──────── PROVIDED ENTRIES
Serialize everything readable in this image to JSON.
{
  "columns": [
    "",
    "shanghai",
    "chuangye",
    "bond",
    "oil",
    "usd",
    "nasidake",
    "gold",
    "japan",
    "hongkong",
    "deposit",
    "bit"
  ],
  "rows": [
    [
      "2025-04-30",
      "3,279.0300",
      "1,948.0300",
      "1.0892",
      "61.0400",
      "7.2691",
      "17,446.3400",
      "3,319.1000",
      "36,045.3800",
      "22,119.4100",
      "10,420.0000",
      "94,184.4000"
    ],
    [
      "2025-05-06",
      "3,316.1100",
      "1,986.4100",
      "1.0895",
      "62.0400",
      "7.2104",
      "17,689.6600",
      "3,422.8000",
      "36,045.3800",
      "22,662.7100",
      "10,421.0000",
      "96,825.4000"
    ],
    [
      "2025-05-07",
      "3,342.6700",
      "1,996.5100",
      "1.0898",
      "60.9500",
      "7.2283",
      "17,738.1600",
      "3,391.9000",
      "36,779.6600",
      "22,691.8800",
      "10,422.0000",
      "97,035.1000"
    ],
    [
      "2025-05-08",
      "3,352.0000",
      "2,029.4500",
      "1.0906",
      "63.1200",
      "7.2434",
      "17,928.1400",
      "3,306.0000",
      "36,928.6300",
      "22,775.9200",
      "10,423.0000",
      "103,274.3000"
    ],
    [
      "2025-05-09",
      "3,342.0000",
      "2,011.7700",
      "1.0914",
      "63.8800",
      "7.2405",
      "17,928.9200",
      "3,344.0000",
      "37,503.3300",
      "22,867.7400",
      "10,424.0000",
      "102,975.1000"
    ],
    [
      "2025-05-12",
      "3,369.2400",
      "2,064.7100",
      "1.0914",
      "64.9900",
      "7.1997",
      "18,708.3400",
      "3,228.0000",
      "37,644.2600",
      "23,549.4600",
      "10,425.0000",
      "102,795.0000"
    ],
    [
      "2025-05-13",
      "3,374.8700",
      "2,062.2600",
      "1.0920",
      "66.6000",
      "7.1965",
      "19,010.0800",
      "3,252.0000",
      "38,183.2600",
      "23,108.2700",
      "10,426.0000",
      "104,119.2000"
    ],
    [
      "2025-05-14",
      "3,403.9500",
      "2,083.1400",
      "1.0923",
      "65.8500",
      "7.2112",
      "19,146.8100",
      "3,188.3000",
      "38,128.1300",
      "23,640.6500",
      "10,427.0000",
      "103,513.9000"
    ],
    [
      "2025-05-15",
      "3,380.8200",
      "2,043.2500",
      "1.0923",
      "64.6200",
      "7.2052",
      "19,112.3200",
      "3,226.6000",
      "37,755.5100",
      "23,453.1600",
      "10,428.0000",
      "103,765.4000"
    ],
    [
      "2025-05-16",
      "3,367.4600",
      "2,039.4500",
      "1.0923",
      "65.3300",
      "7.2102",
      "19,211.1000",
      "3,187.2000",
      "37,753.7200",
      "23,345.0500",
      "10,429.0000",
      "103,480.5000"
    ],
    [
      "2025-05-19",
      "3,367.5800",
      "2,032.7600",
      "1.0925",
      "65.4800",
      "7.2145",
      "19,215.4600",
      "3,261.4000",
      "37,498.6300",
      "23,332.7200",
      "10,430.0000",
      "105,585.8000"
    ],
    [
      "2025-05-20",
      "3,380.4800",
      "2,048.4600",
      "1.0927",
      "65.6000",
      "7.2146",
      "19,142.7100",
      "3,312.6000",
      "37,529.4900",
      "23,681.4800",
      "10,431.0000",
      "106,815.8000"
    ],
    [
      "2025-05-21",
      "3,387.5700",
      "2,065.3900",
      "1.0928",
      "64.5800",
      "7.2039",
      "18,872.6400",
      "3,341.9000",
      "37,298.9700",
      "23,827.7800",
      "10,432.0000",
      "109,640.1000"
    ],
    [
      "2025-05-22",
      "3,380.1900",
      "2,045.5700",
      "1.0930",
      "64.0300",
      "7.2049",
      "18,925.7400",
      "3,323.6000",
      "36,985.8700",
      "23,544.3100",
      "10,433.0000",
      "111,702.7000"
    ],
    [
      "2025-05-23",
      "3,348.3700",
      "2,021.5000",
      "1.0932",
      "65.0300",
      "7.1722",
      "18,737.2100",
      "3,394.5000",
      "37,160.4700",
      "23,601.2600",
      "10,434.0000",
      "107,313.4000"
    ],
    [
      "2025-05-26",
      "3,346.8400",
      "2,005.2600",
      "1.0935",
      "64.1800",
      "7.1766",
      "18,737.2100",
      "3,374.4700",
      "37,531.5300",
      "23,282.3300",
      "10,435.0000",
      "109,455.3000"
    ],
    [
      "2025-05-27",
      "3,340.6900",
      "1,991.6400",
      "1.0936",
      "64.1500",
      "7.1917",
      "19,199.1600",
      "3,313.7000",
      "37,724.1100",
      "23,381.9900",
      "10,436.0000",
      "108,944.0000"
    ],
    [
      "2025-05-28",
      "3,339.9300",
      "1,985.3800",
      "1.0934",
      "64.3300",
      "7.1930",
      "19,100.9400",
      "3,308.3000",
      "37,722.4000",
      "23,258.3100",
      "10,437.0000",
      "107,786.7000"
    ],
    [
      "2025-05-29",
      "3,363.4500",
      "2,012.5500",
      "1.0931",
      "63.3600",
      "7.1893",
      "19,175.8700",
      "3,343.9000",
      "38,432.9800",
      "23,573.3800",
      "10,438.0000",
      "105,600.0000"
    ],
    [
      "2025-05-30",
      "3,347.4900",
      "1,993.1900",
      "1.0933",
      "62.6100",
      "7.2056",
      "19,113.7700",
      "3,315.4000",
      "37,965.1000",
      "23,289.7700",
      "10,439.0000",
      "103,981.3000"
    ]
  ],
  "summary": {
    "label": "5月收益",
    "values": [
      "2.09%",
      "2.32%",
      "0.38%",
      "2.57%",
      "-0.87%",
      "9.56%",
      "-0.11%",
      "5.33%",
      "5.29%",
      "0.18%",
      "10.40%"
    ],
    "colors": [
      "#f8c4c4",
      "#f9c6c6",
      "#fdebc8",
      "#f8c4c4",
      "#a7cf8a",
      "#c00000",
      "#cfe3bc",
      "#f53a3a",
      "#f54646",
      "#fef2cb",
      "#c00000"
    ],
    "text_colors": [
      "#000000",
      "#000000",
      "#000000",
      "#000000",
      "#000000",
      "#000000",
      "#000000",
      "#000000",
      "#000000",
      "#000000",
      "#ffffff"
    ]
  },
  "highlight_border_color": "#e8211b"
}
────────────────
YOUR TASK
Your task is to print all of the records exactly.

ANSWER
Serialize everything readable in this image to JSON.
{
  "columns": [
    "",
    "shanghai",
    "chuangye",
    "bond",
    "oil",
    "usd",
    "nasidake",
    "gold",
    "japan",
    "hongkong",
    "deposit",
    "bit"
  ],
  "rows": [
    [
      "2025-04-30",
      "3,279.0300",
      "1,948.0300",
      "1.0892",
      "61.0400",
      "7.2691",
      "17,446.3400",
      "3,319.1000",
      "36,045.3800",
      "22,119.4100",
      "10,420.0000",
      "94,184.4000"
    ],
    [
      "2025-05-06",
      "3,316.1100",
      "1,986.4100",
      "1.0895",
      "62.0400",
      "7.2104",
      "17,689.6600",
      "3,422.8000",
      "36,045.3800",
      "22,662.7100",
      "10,421.0000",
      "96,825.4000"
    ],
    [
      "2025-05-07",
      "3,342.6700",
      "1,996.5100",
      "1.0898",
      "60.9500",
      "7.2283",
      "17,738.1600",
      "3,391.9000",
      "36,779.6600",
      "22,691.8800",
      "10,422.0000",
      "97,035.1000"
    ],
    [
      "2025-05-08",
      "3,352.0000",
      "2,029.4500",
      "1.0906",
      "63.1200",
      "7.2434",
      "17,928.1400",
      "3,306.0000",
      "36,928.6300",
      "22,775.9200",
      "10,423.0000",
      "103,274.3000"
    ],
    [
      "2025-05-09",
      "3,342.0000",
      "2,011.7700",
      "1.0914",
      "63.8800",
      "7.2405",
      "17,928.9200",
      "3,344.0000",
      "37,503.3300",
      "22,867.7400",
      "10,424.0000",
      "102,975.1000"
    ],
    [
      "2025-05-12",
      "3,369.2400",
      "2,064.7100",
      "1.0914",
      "64.9900",
      "7.1997",
      "18,708.3400",
      "3,228.0000",
      "37,644.2600",
      "23,549.4600",
      "10,425.0000",
      "102,795.0000"
    ],
    [
      "2025-05-13",
      "3,374.8700",
      "2,062.2600",
      "1.0920",
      "66.6000",
      "7.1965",
      "19,010.0800",
      "3,252.0000",
      "38,183.2600",
      "23,108.2700",
      "10,426.0000",
      "104,119.2000"
    ],
    [
      "2025-05-14",
      "3,403.9500",
      "2,083.1400",
      "1.0923",
      "65.8500",
      "7.2112",
      "19,146.8100",
      "3,188.3000",
      "38,128.1300",
      "23,640.6500",
      "10,427.0000",
      "103,513.9000"
    ],
    [
      "2025-05-15",
      "3,380.8200",
      "2,043.2500",
      "1.0923",
      "64.6200",
      "7.2052",
      "19,112.3200",
      "3,226.6000",
      "37,755.5100",
      "23,453.1600",
      "10,428.0000",
      "103,765.4000"
    ],
    [
      "2025-05-16",
      "3,367.4600",
      "2,039.4500",
      "1.0923",
      "65.3300",
      "7.2102",
      "19,211.1000",
      "3,187.2000",
      "37,753.7200",
      "23,345.0500",
      "10,429.0000",
      "103,480.5000"
    ],
    [
      "2025-05-19",
      "3,367.5800",
      "2,032.7600",
      "1.0925",
      "65.4800",
      "7.2145",
      "19,215.4600",
      "3,261.4000",
      "37,498.6300",
      "23,332.7200",
      "10,430.0000",
      "105,585.8000"
    ],
    [
      "2025-05-20",
      "3,380.4800",
      "2,048.4600",
      "1.0927",
      "65.6000",
      "7.2146",
      "19,142.7100",
      "3,312.6000",
      "37,529.4900",
      "23,681.4800",
      "10,431.0000",
      "106,815.8000"
    ],
    [
      "2025-05-21",
      "3,387.5700",
      "2,065.3900",
      "1.0928",
      "64.5800",
      "7.2039",
      "18,872.6400",
      "3,341.9000",
      "37,298.9700",
      "23,827.7800",
      "10,432.0000",
      "109,640.1000"
    ],
    [
      "2025-05-22",
      "3,380.1900",
      "2,045.5700",
      "1.0930",
      "64.0300",
      "7.2049",
      "18,925.7400",
      "3,323.6000",
      "36,985.8700",
      "23,544.3100",
      "10,433.0000",
      "111,702.7000"
    ],
    [
      "2025-05-23",
      "3,348.3700",
      "2,021.5000",
      "1.0932",
      "65.0300",
      "7.1722",
      "18,737.2100",
      "3,394.5000",
      "37,160.4700",
      "23,601.2600",
      "10,434.0000",
      "107,313.4000"
    ],
    [
      "2025-05-26",
      "3,346.8400",
      "2,005.2600",
      "1.0935",
      "64.1800",
      "7.1766",
      "18,737.2100",
      "3,374.4700",
      "37,531.5300",
      "23,282.3300",
      "10,435.0000",
      "109,455.3000"
    ],
    [
      "2025-05-27",
      "3,340.6900",
      "1,991.6400",
      "1.0936",
      "64.1500",
      "7.1917",
      "19,199.1600",
      "3,313.7000",
      "37,724.1100",
      "23,381.9900",
      "10,436.0000",
      "108,944.0000"
    ],
    [
      "2025-05-28",
      "3,339.9300",
      "1,985.3800",
      "1.0934",
      "64.3300",
      "7.1930",
      "19,100.9400",
      "3,308.3000",
      "37,722.4000",
      "23,258.3100",
      "10,437.0000",
      "107,786.7000"
    ],
    [
      "2025-05-29",
      "3,363.4500",
      "2,012.5500",
      "1.0931",
      "63.3600",
      "7.1893",
      "19,175.8700",
      "3,343.9000",
      "38,432.9800",
      "23,573.3800",
      "10,438.0000",
      "105,600.0000"
    ],
    [
      "2025-05-30",
      "3,347.4900",
      "1,993.1900",
      "1.0933",
      "62.6100",
      "7.2056",
      "19,113.7700",
      "3,315.4000",
      "37,965.1000",
      "23,289.7700",
      "10,439.0000",
      "103,981.3000"
    ]
  ],
  "summary": {
    "label": "5月收益",
    "values": [
      "2.09%",
      "2.32%",
      "0.38%",
      "2.57%",
      "-0.87%",
      "9.56%",
      "-0.11%",
      "5.33%",
      "5.29%",
      "0.18%",
      "10.40%"
    ],
    "colors": [
      "#f8c4c4",
      "#f9c6c6",
      "#fdebc8",
      "#f8c4c4",
      "#a7cf8a",
      "#c00000",
      "#cfe3bc",
      "#f53a3a",
      "#f54646",
      "#fef2cb",
      "#c00000"
    ],
    "text_colors": [
      "#000000",
      "#000000",
      "#000000",
      "#000000",
      "#000000",
      "#000000",
      "#000000",
      "#000000",
      "#000000",
      "#000000",
      "#ffffff"
    ]
  },
  "highlight_border_color": "#e8211b"
}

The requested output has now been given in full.